* _Exercise directions_: Report how many lines contain "trolling". Give the number and nothing else.

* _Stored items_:
***
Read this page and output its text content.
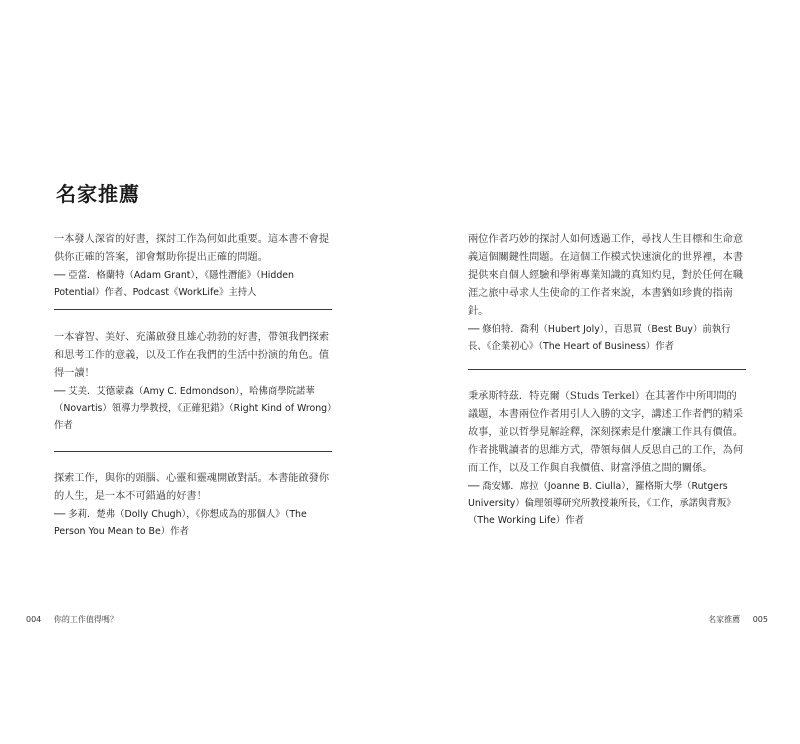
名家推薦

一本發人深省的好書，探討工作為何如此重要。這本書不會提供你正確的答案，卻會幫助你提出正確的問題。

── 亞當．格蘭特（Adam Grant），《隱性潛能》（Hidden Potential）作者、Podcast《WorkLife》主持人

一本睿智、美好、充滿啟發且雄心勃勃的好書，帶領我們探索和思考工作的意義，以及工作在我們的生活中扮演的角色。值得一讀！

── 艾美．艾德蒙森（Amy C. Edmondson），哈佛商學院諾華（Novartis）領導力學教授，《正確犯錯》（Right Kind of Wrong）作者

探索工作，與你的頭腦、心靈和靈魂開啟對話。本書能啟發你的人生，是一本不可錯過的好書！

── 多莉．楚弗（Dolly Chugh），《你想成為的那個人》（The Person You Mean to Be）作者

兩位作者巧妙的探討人如何透過工作，尋找人生目標和生命意義這個關鍵性問題。在這個工作模式快速演化的世界裡，本書提供來自個人經驗和學術專業知識的真知灼見，對於任何在職涯之旅中尋求人生使命的工作者來說，本書猶如珍貴的指南針。

── 修伯特．喬利（Hubert Joly），百思買（Best Buy）前執行長、《企業初心》（The Heart of Business）作者

秉承斯特茲．特克爾（Studs Terkel）在其著作中所叩問的議題，本書兩位作者用引人入勝的文字，講述工作者們的精采故事，並以哲學見解詮釋，深刻探索是什麼讓工作具有價值。作者挑戰讀者的思維方式，帶領每個人反思自己的工作，為何而工作，以及工作與自我價值、財富淨值之間的關係。

── 喬安娜．席拉（Joanne B. Ciulla），羅格斯大學（Rutgers University）倫理領導研究所教授兼所長，《工作，承諾與背叛》（The Working Life）作者

004 你的工作值得嗎？	名家推薦 005
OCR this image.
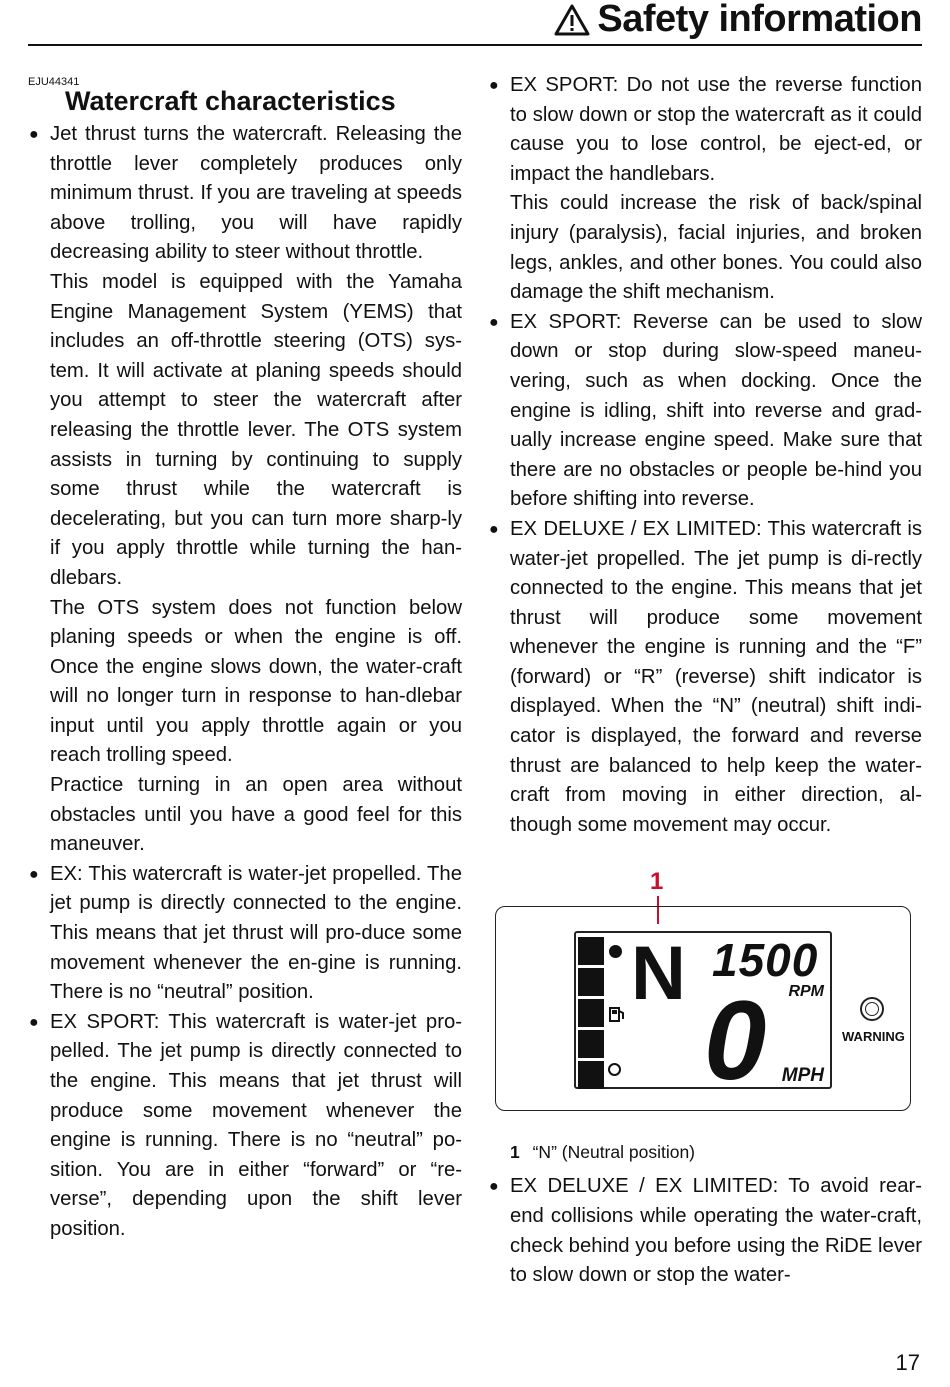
Safety information
EJU44341
Watercraft characteristics

● Jet thrust turns the watercraft. Releasing the throttle lever completely produces only minimum thrust. If you are traveling at speeds above trolling, you will have rapidly decreasing ability to steer without throttle.

This model is equipped with the Yamaha Engine Management System (YEMS) that includes an off-throttle steering (OTS) sys-tem. It will activate at planing speeds should you attempt to steer the watercraft after releasing the throttle lever. The OTS system assists in turning by continuing to supply some thrust while the watercraft is decelerating, but you can turn more sharp-ly if you apply throttle while turning the han-dlebars.

The OTS system does not function below planing speeds or when the engine is off. Once the engine slows down, the water-craft will no longer turn in response to han-dlebar input until you apply throttle again or you reach trolling speed.

Practice turning in an open area without obstacles until you have a good feel for this maneuver.

● EX: This watercraft is water-jet propelled. The jet pump is directly connected to the engine. This means that jet thrust will pro-duce some movement whenever the en-gine is running. There is no “neutral” position.

● EX SPORT: This watercraft is water-jet pro-pelled. The jet pump is directly connected to the engine. This means that jet thrust will produce some movement whenever the engine is running. There is no “neutral” po-sition. You are in either “forward” or “re-verse”, depending upon the shift lever position.

● EX SPORT: Do not use the reverse function to slow down or stop the watercraft as it could cause you to lose control, be eject-ed, or impact the handlebars.

This could increase the risk of back/spinal injury (paralysis), facial injuries, and broken legs, ankles, and other bones. You could also damage the shift mechanism.

● EX SPORT: Reverse can be used to slow down or stop during slow-speed maneu-vering, such as when docking. Once the engine is idling, shift into reverse and grad-ually increase engine speed. Make sure that there are no obstacles or people be-hind you before shifting into reverse.

● EX DELUXE / EX LIMITED: This watercraft is water-jet propelled. The jet pump is di-rectly connected to the engine. This means that jet thrust will produce some movement whenever the engine is running and the “F” (forward) or “R” (reverse) shift indicator is displayed. When the “N” (neutral) shift indi-cator is displayed, the forward and reverse thrust are balanced to help keep the water-craft from moving in either direction, al-though some movement may occur.

1
N 1500
RPM
0 MPH
WARNING
1 “N” (Neutral position)

● EX DELUXE / EX LIMITED: To avoid rear-end collisions while operating the water-craft, check behind you before using the RiDE lever to slow down or stop the water-

17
***
* _Exercise response_: 2